WORK TO BE COMPLETED — Leaving out the pictures, retype all the material exactly.

----------

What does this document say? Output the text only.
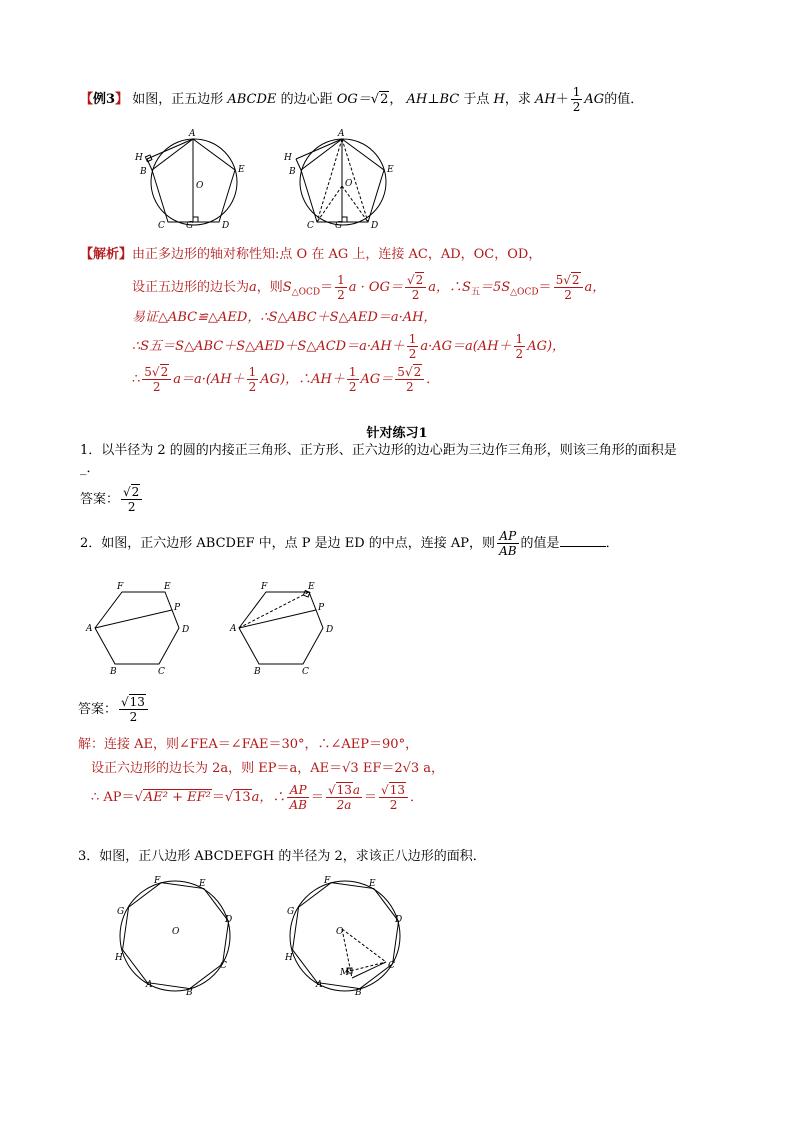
【例3】 如图，正五边形 ABCDE 的边心距 OG＝√2， AH⊥BC 于点 H，求 $AH+ \frac{1}{2}$ AG的值．
A
H
B
O
E
C G	D
A
H
B
O
E
C G	D
【解析】由正多边形的轴对称性知:点 O 在 AG 上，连接 AC，AD，OC，OD，
设正五边形的边长为a，则$S_{\triangle OCD}= \frac{1}{2}$ $a \cdot OG= \frac{√2}{2}$ a，$\therefore S_五=5S_{\triangle OCD}= \frac{5√2}{2}$ a，
易证△ABC≌△AED，∴S△ABC＋S△AED＝a·AH，
∴S五＝S△ABC＋S△AED＋S△ACD＝a·AH＋ $\frac{1}{2} a\cdot AG=a(AH+ \frac{1}{2} AG)$，
∴ $\frac{5√2}{2} a=a\cdot(AH+ \frac{1}{2} AG)$，∴AH＋ $\frac{1}{2} AG= \frac{5√2}{2}$ ．
针对练习1
1．以半径为 2 的圆的内接正三角形、正方形、正六边形的边心距为三边作三角形，则该三角形的面积是
_．
答案： $\frac{√2}{2}$
2．如图，正六边形 ABCDEF 中，点 P 是边 ED 的中点，连接 AP，则 $\frac{AP}{AB}$ 的值是	．
F	E
P
A	D
B	C
F	E
P
A	D
B	C
答案： $\frac{√13}{2}$
解：连接 AE，则∠FEA＝∠FAE＝30°，∴∠AEP＝90°，
设正六边形的边长为 2a，则 EP＝a，AE＝√3 EF＝2√3 a，
∴ AP＝√AE² + EF²＝√13a，∴ $\frac{AP}{AB} = \frac{√13a}{2a} = \frac{√13}{2}$ ．
3．如图，正八边形 ABCDEFGH 的半径为 2，求该正八边形的面积．
F	E
G
D
O
H
C
A
B
F	E
G
D
O
H
M
C
A
B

----------

ANSWER FOR THIS EXERCISE —
What does this document say? Output the text only.
【例3】 如图，正五边形 ABCDE 的边心距 OG＝√2， AH⊥BC 于点 H，求 $AH+ \frac{1}{2}$ AG的值．
A
H
B
O
E
C G	D
A
H
B
O
E
C G	D
【解析】由正多边形的轴对称性知:点 O 在 AG 上，连接 AC，AD，OC，OD，
设正五边形的边长为a，则$S_{\triangle OCD}= \frac{1}{2}$ $a \cdot OG= \frac{√2}{2}$ a，$\therefore S_五=5S_{\triangle OCD}= \frac{5√2}{2}$ a，
易证△ABC≌△AED，∴S△ABC＋S△AED＝a·AH，
∴S五＝S△ABC＋S△AED＋S△ACD＝a·AH＋ $\frac{1}{2} a\cdot AG=a(AH+ \frac{1}{2} AG)$，
∴ $\frac{5√2}{2} a=a\cdot(AH+ \frac{1}{2} AG)$，∴AH＋ $\frac{1}{2} AG= \frac{5√2}{2}$ ．
针对练习1
1．以半径为 2 的圆的内接正三角形、正方形、正六边形的边心距为三边作三角形，则该三角形的面积是
_．
答案： $\frac{√2}{2}$
2．如图，正六边形 ABCDEF 中，点 P 是边 ED 的中点，连接 AP，则 $\frac{AP}{AB}$ 的值是	．
F	E
P
A	D
B	C
F	E
P
A	D
B	C
答案： $\frac{√13}{2}$
解：连接 AE，则∠FEA＝∠FAE＝30°，∴∠AEP＝90°，
设正六边形的边长为 2a，则 EP＝a，AE＝√3 EF＝2√3 a，
∴ AP＝√AE² + EF²＝√13a，∴ $\frac{AP}{AB} = \frac{√13a}{2a} = \frac{√13}{2}$ ．
3．如图，正八边形 ABCDEFGH 的半径为 2，求该正八边形的面积．
F	E
G
D
O
H
C
A
B
F	E
G
D
O
H
M
C
A
B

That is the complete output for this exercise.